All records should be reproduced verbatim.

[Entries supplied]
※
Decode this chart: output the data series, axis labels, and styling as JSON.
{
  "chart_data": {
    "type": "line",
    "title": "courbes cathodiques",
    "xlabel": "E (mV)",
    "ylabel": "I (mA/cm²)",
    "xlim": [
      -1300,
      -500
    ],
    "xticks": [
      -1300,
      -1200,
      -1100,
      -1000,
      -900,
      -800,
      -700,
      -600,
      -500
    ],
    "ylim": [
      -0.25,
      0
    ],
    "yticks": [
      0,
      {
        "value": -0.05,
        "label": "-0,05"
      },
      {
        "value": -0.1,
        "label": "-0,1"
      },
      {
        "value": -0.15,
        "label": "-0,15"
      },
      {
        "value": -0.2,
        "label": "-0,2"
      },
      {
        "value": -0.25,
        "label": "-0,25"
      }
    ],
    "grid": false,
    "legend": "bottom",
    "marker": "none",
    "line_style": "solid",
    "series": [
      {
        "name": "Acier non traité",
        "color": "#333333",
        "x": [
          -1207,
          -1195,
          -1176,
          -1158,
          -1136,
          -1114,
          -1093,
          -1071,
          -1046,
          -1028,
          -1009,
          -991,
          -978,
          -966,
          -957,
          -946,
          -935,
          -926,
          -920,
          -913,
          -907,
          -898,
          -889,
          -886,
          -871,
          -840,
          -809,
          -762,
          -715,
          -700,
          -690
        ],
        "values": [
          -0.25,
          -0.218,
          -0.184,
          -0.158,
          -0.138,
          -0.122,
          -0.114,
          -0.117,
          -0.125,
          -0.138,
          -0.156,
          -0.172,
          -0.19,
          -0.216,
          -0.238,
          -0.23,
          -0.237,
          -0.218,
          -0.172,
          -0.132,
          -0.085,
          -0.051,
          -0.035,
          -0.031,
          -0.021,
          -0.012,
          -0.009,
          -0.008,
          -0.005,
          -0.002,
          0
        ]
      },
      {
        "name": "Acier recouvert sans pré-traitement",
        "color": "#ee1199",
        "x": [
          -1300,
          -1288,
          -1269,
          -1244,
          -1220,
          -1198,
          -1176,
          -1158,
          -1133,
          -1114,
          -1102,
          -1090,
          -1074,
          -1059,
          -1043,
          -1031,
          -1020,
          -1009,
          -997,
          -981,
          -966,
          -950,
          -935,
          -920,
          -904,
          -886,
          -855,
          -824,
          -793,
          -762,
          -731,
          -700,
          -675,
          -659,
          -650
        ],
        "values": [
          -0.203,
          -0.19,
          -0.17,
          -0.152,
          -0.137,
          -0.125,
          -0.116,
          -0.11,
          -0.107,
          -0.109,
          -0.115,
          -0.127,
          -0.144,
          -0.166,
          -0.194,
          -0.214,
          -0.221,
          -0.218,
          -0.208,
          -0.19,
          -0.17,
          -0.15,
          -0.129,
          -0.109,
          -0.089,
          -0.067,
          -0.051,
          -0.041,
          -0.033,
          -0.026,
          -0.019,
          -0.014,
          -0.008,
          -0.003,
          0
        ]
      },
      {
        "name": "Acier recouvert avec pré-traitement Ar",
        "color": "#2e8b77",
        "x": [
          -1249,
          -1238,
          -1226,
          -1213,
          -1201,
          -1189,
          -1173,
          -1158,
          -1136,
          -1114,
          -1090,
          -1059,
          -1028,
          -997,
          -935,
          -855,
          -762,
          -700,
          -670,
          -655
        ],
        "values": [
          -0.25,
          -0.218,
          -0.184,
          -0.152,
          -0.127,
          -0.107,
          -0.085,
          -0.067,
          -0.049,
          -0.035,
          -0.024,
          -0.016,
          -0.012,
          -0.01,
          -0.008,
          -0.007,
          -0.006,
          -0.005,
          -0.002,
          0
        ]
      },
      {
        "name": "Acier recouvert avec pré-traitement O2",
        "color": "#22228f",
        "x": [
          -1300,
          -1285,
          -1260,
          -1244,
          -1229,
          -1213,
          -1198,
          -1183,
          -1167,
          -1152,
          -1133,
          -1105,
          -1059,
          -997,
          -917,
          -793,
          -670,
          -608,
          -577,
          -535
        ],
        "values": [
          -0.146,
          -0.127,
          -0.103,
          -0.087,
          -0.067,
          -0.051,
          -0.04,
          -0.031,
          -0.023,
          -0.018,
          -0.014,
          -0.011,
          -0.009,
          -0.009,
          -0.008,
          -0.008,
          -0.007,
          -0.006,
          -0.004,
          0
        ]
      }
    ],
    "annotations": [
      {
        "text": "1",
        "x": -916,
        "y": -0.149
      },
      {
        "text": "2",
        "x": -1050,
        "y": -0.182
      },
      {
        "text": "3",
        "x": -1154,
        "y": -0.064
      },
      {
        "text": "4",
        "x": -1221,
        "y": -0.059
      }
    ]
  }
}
※
[Output below]
Decode this chart: output the data series, axis labels, and styling as JSON.
{
  "chart_data": {
    "type": "line",
    "title": "courbes cathodiques",
    "xlabel": "E (mV)",
    "ylabel": "I (mA/cm²)",
    "xlim": [
      -1300,
      -500
    ],
    "xticks": [
      -1300,
      -1200,
      -1100,
      -1000,
      -900,
      -800,
      -700,
      -600,
      -500
    ],
    "ylim": [
      -0.25,
      0
    ],
    "yticks": [
      0,
      {
        "value": -0.05,
        "label": "-0,05"
      },
      {
        "value": -0.1,
        "label": "-0,1"
      },
      {
        "value": -0.15,
        "label": "-0,15"
      },
      {
        "value": -0.2,
        "label": "-0,2"
      },
      {
        "value": -0.25,
        "label": "-0,25"
      }
    ],
    "grid": false,
    "legend": "bottom",
    "marker": "none",
    "line_style": "solid",
    "series": [
      {
        "name": "Acier non traité",
        "color": "#333333",
        "x": [
          -1207,
          -1195,
          -1176,
          -1158,
          -1136,
          -1114,
          -1093,
          -1071,
          -1046,
          -1028,
          -1009,
          -991,
          -978,
          -966,
          -957,
          -946,
          -935,
          -926,
          -920,
          -913,
          -907,
          -898,
          -889,
          -886,
          -871,
          -840,
          -809,
          -762,
          -715,
          -700,
          -690
        ],
        "values": [
          -0.25,
          -0.218,
          -0.184,
          -0.158,
          -0.138,
          -0.122,
          -0.114,
          -0.117,
          -0.125,
          -0.138,
          -0.156,
          -0.172,
          -0.19,
          -0.216,
          -0.238,
          -0.23,
          -0.237,
          -0.218,
          -0.172,
          -0.132,
          -0.085,
          -0.051,
          -0.035,
          -0.031,
          -0.021,
          -0.012,
          -0.009,
          -0.008,
          -0.005,
          -0.002,
          0
        ]
      },
      {
        "name": "Acier recouvert sans pré-traitement",
        "color": "#ee1199",
        "x": [
          -1300,
          -1288,
          -1269,
          -1244,
          -1220,
          -1198,
          -1176,
          -1158,
          -1133,
          -1114,
          -1102,
          -1090,
          -1074,
          -1059,
          -1043,
          -1031,
          -1020,
          -1009,
          -997,
          -981,
          -966,
          -950,
          -935,
          -920,
          -904,
          -886,
          -855,
          -824,
          -793,
          -762,
          -731,
          -700,
          -675,
          -659,
          -650
        ],
        "values": [
          -0.203,
          -0.19,
          -0.17,
          -0.152,
          -0.137,
          -0.125,
          -0.116,
          -0.11,
          -0.107,
          -0.109,
          -0.115,
          -0.127,
          -0.144,
          -0.166,
          -0.194,
          -0.214,
          -0.221,
          -0.218,
          -0.208,
          -0.19,
          -0.17,
          -0.15,
          -0.129,
          -0.109,
          -0.089,
          -0.067,
          -0.051,
          -0.041,
          -0.033,
          -0.026,
          -0.019,
          -0.014,
          -0.008,
          -0.003,
          0
        ]
      },
      {
        "name": "Acier recouvert avec pré-traitement Ar",
        "color": "#2e8b77",
        "x": [
          -1249,
          -1238,
          -1226,
          -1213,
          -1201,
          -1189,
          -1173,
          -1158,
          -1136,
          -1114,
          -1090,
          -1059,
          -1028,
          -997,
          -935,
          -855,
          -762,
          -700,
          -670,
          -655
        ],
        "values": [
          -0.25,
          -0.218,
          -0.184,
          -0.152,
          -0.127,
          -0.107,
          -0.085,
          -0.067,
          -0.049,
          -0.035,
          -0.024,
          -0.016,
          -0.012,
          -0.01,
          -0.008,
          -0.007,
          -0.006,
          -0.005,
          -0.002,
          0
        ]
      },
      {
        "name": "Acier recouvert avec pré-traitement O2",
        "color": "#22228f",
        "x": [
          -1300,
          -1285,
          -1260,
          -1244,
          -1229,
          -1213,
          -1198,
          -1183,
          -1167,
          -1152,
          -1133,
          -1105,
          -1059,
          -997,
          -917,
          -793,
          -670,
          -608,
          -577,
          -535
        ],
        "values": [
          -0.146,
          -0.127,
          -0.103,
          -0.087,
          -0.067,
          -0.051,
          -0.04,
          -0.031,
          -0.023,
          -0.018,
          -0.014,
          -0.011,
          -0.009,
          -0.009,
          -0.008,
          -0.008,
          -0.007,
          -0.006,
          -0.004,
          0
        ]
      }
    ],
    "annotations": [
      {
        "text": "1",
        "x": -916,
        "y": -0.149
      },
      {
        "text": "2",
        "x": -1050,
        "y": -0.182
      },
      {
        "text": "3",
        "x": -1154,
        "y": -0.064
      },
      {
        "text": "4",
        "x": -1221,
        "y": -0.059
      }
    ]
  }
}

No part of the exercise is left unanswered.